Reproduce all entries word for word.

** BEGIN DATASET RECORDS **

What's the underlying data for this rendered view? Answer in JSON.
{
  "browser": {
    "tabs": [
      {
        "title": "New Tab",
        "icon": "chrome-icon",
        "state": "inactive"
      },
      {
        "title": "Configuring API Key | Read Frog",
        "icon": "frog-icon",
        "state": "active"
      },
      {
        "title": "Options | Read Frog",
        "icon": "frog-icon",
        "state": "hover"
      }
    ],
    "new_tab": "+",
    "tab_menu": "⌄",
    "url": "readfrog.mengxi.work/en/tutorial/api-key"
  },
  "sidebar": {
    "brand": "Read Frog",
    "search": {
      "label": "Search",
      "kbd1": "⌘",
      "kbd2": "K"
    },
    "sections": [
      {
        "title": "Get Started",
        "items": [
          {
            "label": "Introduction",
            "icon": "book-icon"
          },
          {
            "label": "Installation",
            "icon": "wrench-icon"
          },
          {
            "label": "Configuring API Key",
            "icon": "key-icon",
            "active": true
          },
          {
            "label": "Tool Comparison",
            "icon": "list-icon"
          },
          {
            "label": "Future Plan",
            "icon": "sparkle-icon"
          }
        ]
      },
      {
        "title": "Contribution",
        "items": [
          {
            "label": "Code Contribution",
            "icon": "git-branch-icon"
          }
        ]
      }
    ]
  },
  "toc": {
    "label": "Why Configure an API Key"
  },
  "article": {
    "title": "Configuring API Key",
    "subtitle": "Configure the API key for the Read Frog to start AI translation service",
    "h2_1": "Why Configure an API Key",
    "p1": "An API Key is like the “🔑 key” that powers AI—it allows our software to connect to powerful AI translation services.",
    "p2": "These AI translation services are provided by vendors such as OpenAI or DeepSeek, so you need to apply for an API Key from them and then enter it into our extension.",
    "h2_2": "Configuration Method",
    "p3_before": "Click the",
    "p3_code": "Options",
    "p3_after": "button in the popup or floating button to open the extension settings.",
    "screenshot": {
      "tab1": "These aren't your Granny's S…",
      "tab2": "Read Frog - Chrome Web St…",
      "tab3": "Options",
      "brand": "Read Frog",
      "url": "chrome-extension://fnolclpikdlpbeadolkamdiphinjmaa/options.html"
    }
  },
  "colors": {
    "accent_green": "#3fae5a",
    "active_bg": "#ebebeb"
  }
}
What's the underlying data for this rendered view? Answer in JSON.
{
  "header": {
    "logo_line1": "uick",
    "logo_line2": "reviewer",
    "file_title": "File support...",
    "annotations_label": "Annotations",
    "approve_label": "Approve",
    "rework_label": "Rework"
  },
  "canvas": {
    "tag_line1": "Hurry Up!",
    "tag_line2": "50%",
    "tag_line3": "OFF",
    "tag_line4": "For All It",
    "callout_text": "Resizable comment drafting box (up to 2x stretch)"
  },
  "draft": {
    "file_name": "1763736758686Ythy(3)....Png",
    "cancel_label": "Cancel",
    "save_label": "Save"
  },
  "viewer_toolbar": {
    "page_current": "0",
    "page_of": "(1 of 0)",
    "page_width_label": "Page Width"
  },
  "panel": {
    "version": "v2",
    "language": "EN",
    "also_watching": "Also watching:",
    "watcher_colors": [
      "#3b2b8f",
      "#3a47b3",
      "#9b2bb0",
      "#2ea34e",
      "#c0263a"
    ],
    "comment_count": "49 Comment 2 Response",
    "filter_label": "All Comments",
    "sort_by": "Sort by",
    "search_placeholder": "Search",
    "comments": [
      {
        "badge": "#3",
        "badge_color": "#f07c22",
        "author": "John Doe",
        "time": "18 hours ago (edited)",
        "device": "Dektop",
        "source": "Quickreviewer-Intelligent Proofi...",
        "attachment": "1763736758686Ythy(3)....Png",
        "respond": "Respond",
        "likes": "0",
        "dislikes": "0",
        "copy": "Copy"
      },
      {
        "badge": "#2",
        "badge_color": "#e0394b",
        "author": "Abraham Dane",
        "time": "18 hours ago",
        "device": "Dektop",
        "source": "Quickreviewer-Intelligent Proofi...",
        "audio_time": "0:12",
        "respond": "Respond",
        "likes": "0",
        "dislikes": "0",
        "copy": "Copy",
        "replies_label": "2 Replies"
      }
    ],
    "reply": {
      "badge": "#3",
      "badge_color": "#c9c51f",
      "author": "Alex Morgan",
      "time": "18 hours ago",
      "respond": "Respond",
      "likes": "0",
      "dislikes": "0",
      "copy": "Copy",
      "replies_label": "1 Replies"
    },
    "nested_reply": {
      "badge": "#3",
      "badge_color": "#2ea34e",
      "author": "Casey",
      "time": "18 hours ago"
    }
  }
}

** END DATASET RECORDS **

EXERCISE SOLUTION:
What's the underlying data for this rendered view? Answer in JSON.
{
  "browser": {
    "tabs": [
      {
        "title": "New Tab",
        "icon": "chrome-icon",
        "state": "inactive"
      },
      {
        "title": "Configuring API Key | Read Frog",
        "icon": "frog-icon",
        "state": "active"
      },
      {
        "title": "Options | Read Frog",
        "icon": "frog-icon",
        "state": "hover"
      }
    ],
    "new_tab": "+",
    "tab_menu": "⌄",
    "url": "readfrog.mengxi.work/en/tutorial/api-key"
  },
  "sidebar": {
    "brand": "Read Frog",
    "search": {
      "label": "Search",
      "kbd1": "⌘",
      "kbd2": "K"
    },
    "sections": [
      {
        "title": "Get Started",
        "items": [
          {
            "label": "Introduction",
            "icon": "book-icon"
          },
          {
            "label": "Installation",
            "icon": "wrench-icon"
          },
          {
            "label": "Configuring API Key",
            "icon": "key-icon",
            "active": true
          },
          {
            "label": "Tool Comparison",
            "icon": "list-icon"
          },
          {
            "label": "Future Plan",
            "icon": "sparkle-icon"
          }
        ]
      },
      {
        "title": "Contribution",
        "items": [
          {
            "label": "Code Contribution",
            "icon": "git-branch-icon"
          }
        ]
      }
    ]
  },
  "toc": {
    "label": "Why Configure an API Key"
  },
  "article": {
    "title": "Configuring API Key",
    "subtitle": "Configure the API key for the Read Frog to start AI translation service",
    "h2_1": "Why Configure an API Key",
    "p1": "An API Key is like the “🔑 key” that powers AI—it allows our software to connect to powerful AI translation services.",
    "p2": "These AI translation services are provided by vendors such as OpenAI or DeepSeek, so you need to apply for an API Key from them and then enter it into our extension.",
    "h2_2": "Configuration Method",
    "p3_before": "Click the",
    "p3_code": "Options",
    "p3_after": "button in the popup or floating button to open the extension settings.",
    "screenshot": {
      "tab1": "These aren't your Granny's S…",
      "tab2": "Read Frog - Chrome Web St…",
      "tab3": "Options",
      "brand": "Read Frog",
      "url": "chrome-extension://fnolclpikdlpbeadolkamdiphinjmaa/options.html"
    }
  },
  "colors": {
    "accent_green": "#3fae5a",
    "active_bg": "#ebebeb"
  }
}
What's the underlying data for this rendered view? Answer in JSON.
{
  "header": {
    "logo_line1": "uick",
    "logo_line2": "reviewer",
    "file_title": "File support...",
    "annotations_label": "Annotations",
    "approve_label": "Approve",
    "rework_label": "Rework"
  },
  "canvas": {
    "tag_line1": "Hurry Up!",
    "tag_line2": "50%",
    "tag_line3": "OFF",
    "tag_line4": "For All It",
    "callout_text": "Resizable comment drafting box (up to 2x stretch)"
  },
  "draft": {
    "file_name": "1763736758686Ythy(3)....Png",
    "cancel_label": "Cancel",
    "save_label": "Save"
  },
  "viewer_toolbar": {
    "page_current": "0",
    "page_of": "(1 of 0)",
    "page_width_label": "Page Width"
  },
  "panel": {
    "version": "v2",
    "language": "EN",
    "also_watching": "Also watching:",
    "watcher_colors": [
      "#3b2b8f",
      "#3a47b3",
      "#9b2bb0",
      "#2ea34e",
      "#c0263a"
    ],
    "comment_count": "49 Comment 2 Response",
    "filter_label": "All Comments",
    "sort_by": "Sort by",
    "search_placeholder": "Search",
    "comments": [
      {
        "badge": "#3",
        "badge_color": "#f07c22",
        "author": "John Doe",
        "time": "18 hours ago (edited)",
        "device": "Dektop",
        "source": "Quickreviewer-Intelligent Proofi...",
        "attachment": "1763736758686Ythy(3)....Png",
        "respond": "Respond",
        "likes": "0",
        "dislikes": "0",
        "copy": "Copy"
      },
      {
        "badge": "#2",
        "badge_color": "#e0394b",
        "author": "Abraham Dane",
        "time": "18 hours ago",
        "device": "Dektop",
        "source": "Quickreviewer-Intelligent Proofi...",
        "audio_time": "0:12",
        "respond": "Respond",
        "likes": "0",
        "dislikes": "0",
        "copy": "Copy",
        "replies_label": "2 Replies"
      }
    ],
    "reply": {
      "badge": "#3",
      "badge_color": "#c9c51f",
      "author": "Alex Morgan",
      "time": "18 hours ago",
      "respond": "Respond",
      "likes": "0",
      "dislikes": "0",
      "copy": "Copy",
      "replies_label": "1 Replies"
    },
    "nested_reply": {
      "badge": "#3",
      "badge_color": "#2ea34e",
      "author": "Casey",
      "time": "18 hours ago"
    }
  }
}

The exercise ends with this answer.